● **What you are asked to do**
Look through the data below and report how many lines include "铭泰城市广场项目基坑支护工程". Only the number should be given.

(Records from a dataset)
# # # # # # #

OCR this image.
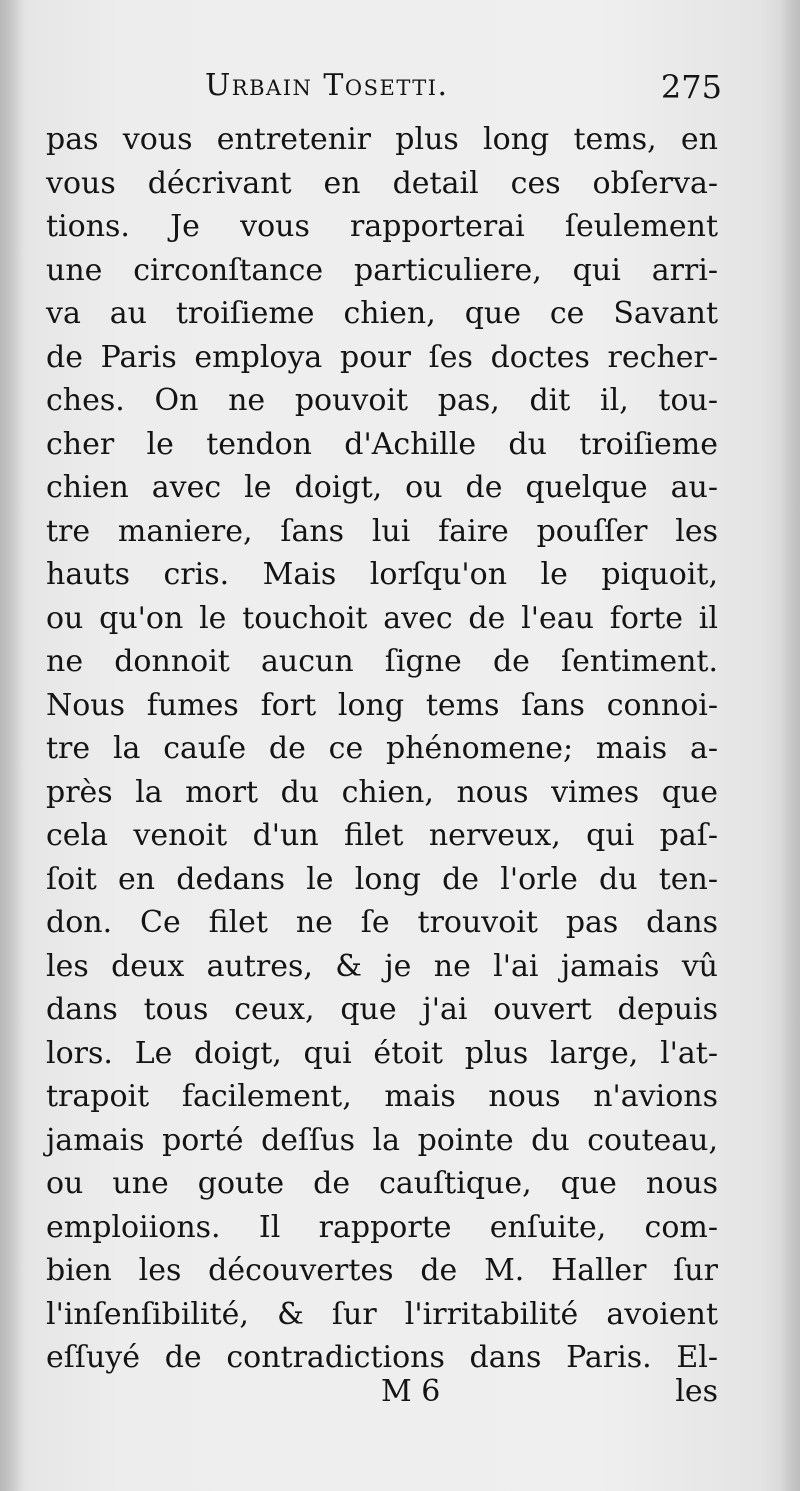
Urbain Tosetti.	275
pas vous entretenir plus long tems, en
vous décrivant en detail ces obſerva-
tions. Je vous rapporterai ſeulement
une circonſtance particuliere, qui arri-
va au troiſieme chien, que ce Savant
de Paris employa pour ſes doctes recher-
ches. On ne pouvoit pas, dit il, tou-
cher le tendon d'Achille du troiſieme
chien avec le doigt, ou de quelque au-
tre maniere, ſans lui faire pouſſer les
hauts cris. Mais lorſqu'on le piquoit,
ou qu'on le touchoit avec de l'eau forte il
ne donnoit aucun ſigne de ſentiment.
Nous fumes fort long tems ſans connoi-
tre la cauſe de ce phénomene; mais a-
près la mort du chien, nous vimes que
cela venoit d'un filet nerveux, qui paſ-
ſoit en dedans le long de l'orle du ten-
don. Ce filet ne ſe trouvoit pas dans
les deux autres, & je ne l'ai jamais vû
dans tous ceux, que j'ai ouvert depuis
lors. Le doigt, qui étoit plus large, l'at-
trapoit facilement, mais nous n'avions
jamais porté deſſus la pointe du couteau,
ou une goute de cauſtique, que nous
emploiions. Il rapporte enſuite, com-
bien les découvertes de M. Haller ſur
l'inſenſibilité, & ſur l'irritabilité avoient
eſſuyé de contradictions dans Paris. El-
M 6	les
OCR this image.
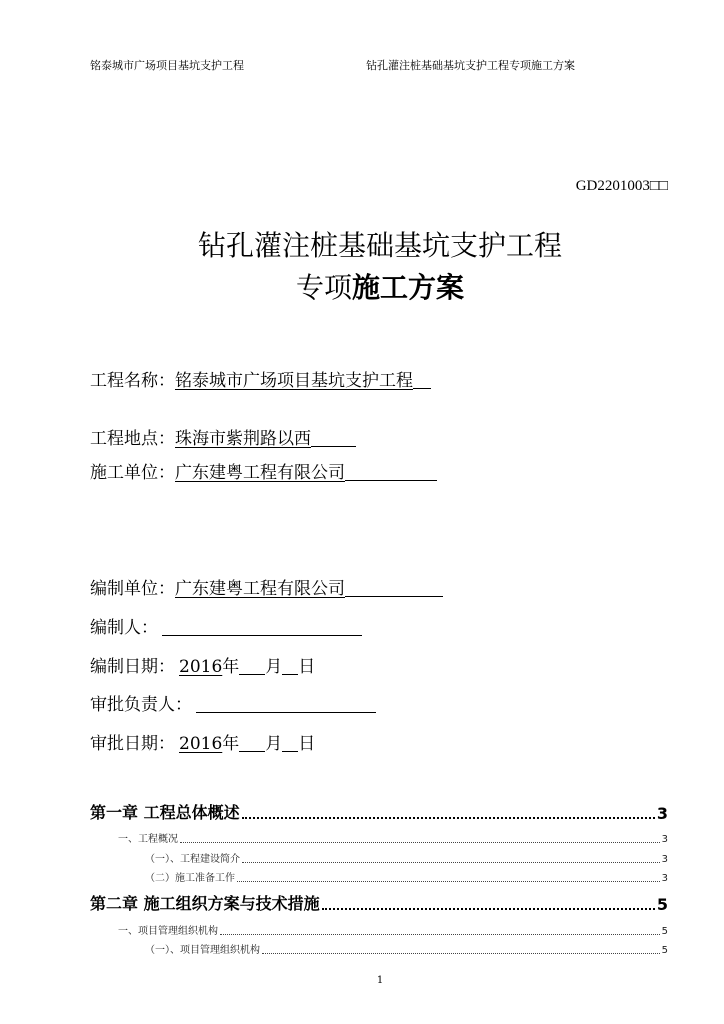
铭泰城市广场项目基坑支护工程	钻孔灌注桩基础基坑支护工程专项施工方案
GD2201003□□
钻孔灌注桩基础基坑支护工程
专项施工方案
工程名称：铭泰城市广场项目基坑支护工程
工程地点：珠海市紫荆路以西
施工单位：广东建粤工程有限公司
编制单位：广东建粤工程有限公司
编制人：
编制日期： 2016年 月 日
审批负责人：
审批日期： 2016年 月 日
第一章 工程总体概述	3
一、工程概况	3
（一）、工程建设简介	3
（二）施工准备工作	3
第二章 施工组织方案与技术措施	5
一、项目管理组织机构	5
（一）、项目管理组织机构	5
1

# # # # # # #

● **Solution for this problem**
2